[BEGIN]
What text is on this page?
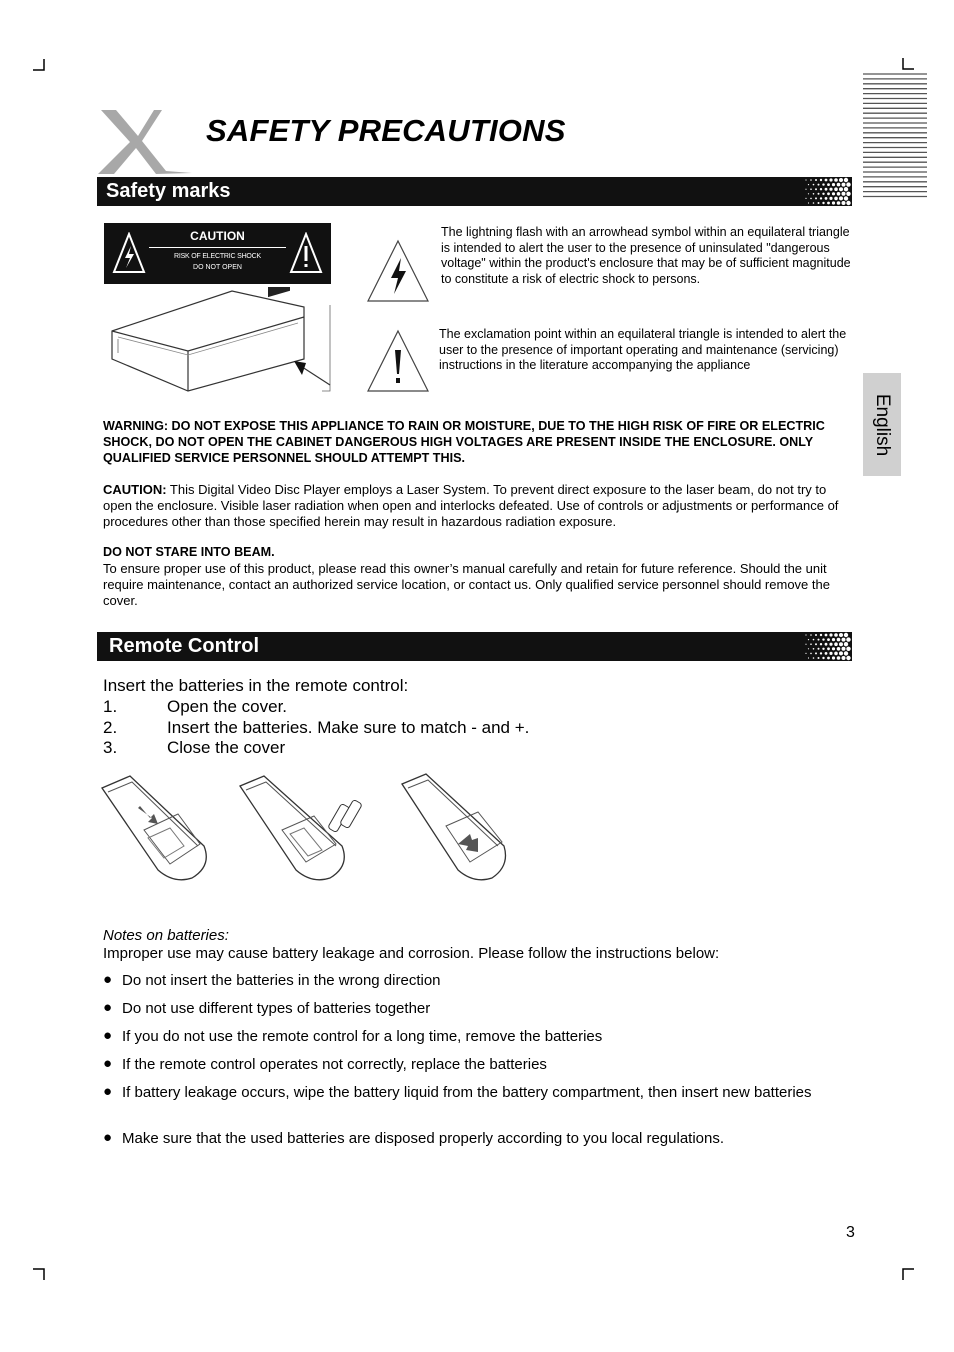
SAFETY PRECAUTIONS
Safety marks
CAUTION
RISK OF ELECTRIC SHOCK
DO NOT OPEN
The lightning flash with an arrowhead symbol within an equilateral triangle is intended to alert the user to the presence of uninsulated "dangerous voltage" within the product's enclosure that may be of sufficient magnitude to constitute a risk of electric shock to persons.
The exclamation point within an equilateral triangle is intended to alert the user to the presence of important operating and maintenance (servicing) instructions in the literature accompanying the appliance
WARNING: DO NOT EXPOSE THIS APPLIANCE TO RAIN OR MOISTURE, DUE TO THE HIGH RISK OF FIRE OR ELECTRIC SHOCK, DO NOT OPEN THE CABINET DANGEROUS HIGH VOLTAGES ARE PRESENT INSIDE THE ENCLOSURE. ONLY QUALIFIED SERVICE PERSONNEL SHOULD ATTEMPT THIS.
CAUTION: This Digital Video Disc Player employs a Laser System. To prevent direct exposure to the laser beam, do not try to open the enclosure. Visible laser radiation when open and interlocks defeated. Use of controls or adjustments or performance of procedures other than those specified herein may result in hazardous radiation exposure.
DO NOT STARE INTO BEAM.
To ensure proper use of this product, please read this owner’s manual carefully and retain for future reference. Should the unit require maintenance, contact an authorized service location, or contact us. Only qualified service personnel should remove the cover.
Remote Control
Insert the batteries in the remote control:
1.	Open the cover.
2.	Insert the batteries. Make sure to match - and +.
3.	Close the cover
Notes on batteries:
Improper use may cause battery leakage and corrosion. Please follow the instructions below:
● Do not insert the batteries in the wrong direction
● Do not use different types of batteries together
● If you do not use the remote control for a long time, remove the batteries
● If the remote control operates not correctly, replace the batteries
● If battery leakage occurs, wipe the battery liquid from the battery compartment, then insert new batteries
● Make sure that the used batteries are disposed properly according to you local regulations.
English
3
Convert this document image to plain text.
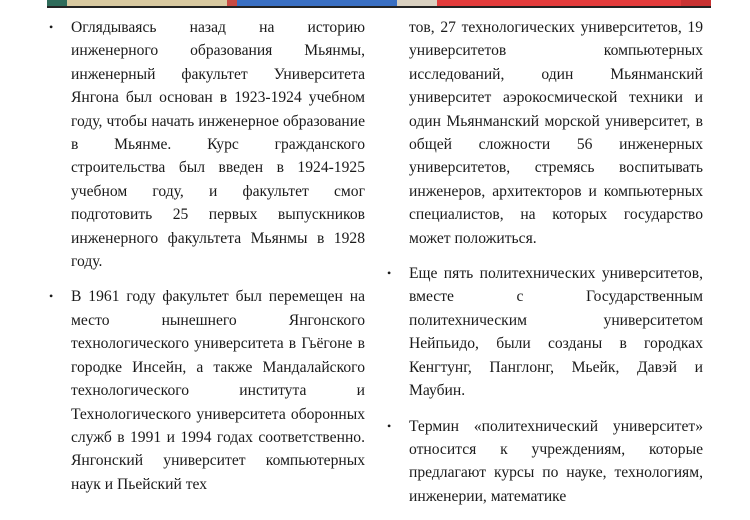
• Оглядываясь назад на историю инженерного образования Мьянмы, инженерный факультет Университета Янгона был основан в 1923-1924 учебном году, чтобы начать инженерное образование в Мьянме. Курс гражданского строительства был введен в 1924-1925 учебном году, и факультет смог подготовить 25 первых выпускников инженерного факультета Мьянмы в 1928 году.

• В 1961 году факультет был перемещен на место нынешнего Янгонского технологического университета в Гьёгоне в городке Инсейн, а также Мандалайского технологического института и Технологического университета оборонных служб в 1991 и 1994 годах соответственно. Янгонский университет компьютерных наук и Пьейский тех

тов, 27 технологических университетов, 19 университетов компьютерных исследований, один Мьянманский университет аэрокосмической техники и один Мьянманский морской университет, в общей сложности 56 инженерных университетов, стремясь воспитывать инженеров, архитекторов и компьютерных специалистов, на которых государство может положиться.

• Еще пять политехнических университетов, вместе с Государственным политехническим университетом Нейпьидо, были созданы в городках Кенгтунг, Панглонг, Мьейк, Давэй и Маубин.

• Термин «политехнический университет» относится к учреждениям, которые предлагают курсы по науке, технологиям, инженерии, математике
[END]
Problem to work on » Omit the pictures and restate the rest of the records verbatim.

Task output »
What text is on this page?
SAFETY PRECAUTIONS
Safety marks
CAUTION
RISK OF ELECTRIC SHOCK
DO NOT OPEN
The lightning flash with an arrowhead symbol within an equilateral triangle is intended to alert the user to the presence of uninsulated "dangerous voltage" within the product's enclosure that may be of sufficient magnitude to constitute a risk of electric shock to persons.
The exclamation point within an equilateral triangle is intended to alert the user to the presence of important operating and maintenance (servicing) instructions in the literature accompanying the appliance
WARNING: DO NOT EXPOSE THIS APPLIANCE TO RAIN OR MOISTURE, DUE TO THE HIGH RISK OF FIRE OR ELECTRIC SHOCK, DO NOT OPEN THE CABINET DANGEROUS HIGH VOLTAGES ARE PRESENT INSIDE THE ENCLOSURE. ONLY QUALIFIED SERVICE PERSONNEL SHOULD ATTEMPT THIS.
CAUTION: This Digital Video Disc Player employs a Laser System. To prevent direct exposure to the laser beam, do not try to open the enclosure. Visible laser radiation when open and interlocks defeated. Use of controls or adjustments or performance of procedures other than those specified herein may result in hazardous radiation exposure.
DO NOT STARE INTO BEAM.
To ensure proper use of this product, please read this owner’s manual carefully and retain for future reference. Should the unit require maintenance, contact an authorized service location, or contact us. Only qualified service personnel should remove the cover.
Remote Control
Insert the batteries in the remote control:
1.	Open the cover.
2.	Insert the batteries. Make sure to match - and +.
3.	Close the cover
Notes on batteries:
Improper use may cause battery leakage and corrosion. Please follow the instructions below:
● Do not insert the batteries in the wrong direction
● Do not use different types of batteries together
● If you do not use the remote control for a long time, remove the batteries
● If the remote control operates not correctly, replace the batteries
● If battery leakage occurs, wipe the battery liquid from the battery compartment, then insert new batteries
● Make sure that the used batteries are disposed properly according to you local regulations.
English
3
Convert this document image to plain text.
• Оглядываясь назад на историю инженерного образования Мьянмы, инженерный факультет Университета Янгона был основан в 1923-1924 учебном году, чтобы начать инженерное образование в Мьянме. Курс гражданского строительства был введен в 1924-1925 учебном году, и факультет смог подготовить 25 первых выпускников инженерного факультета Мьянмы в 1928 году.

• В 1961 году факультет был перемещен на место нынешнего Янгонского технологического университета в Гьёгоне в городке Инсейн, а также Мандалайского технологического института и Технологического университета оборонных служб в 1991 и 1994 годах соответственно. Янгонский университет компьютерных наук и Пьейский тех

тов, 27 технологических университетов, 19 университетов компьютерных исследований, один Мьянманский университет аэрокосмической техники и один Мьянманский морской университет, в общей сложности 56 инженерных университетов, стремясь воспитывать инженеров, архитекторов и компьютерных специалистов, на которых государство может положиться.

• Еще пять политехнических университетов, вместе с Государственным политехническим университетом Нейпьидо, были созданы в городках Кенгтунг, Панглонг, Мьейк, Давэй и Маубин.

• Термин «политехнический университет» относится к учреждениям, которые предлагают курсы по науке, технологиям, инженерии, математике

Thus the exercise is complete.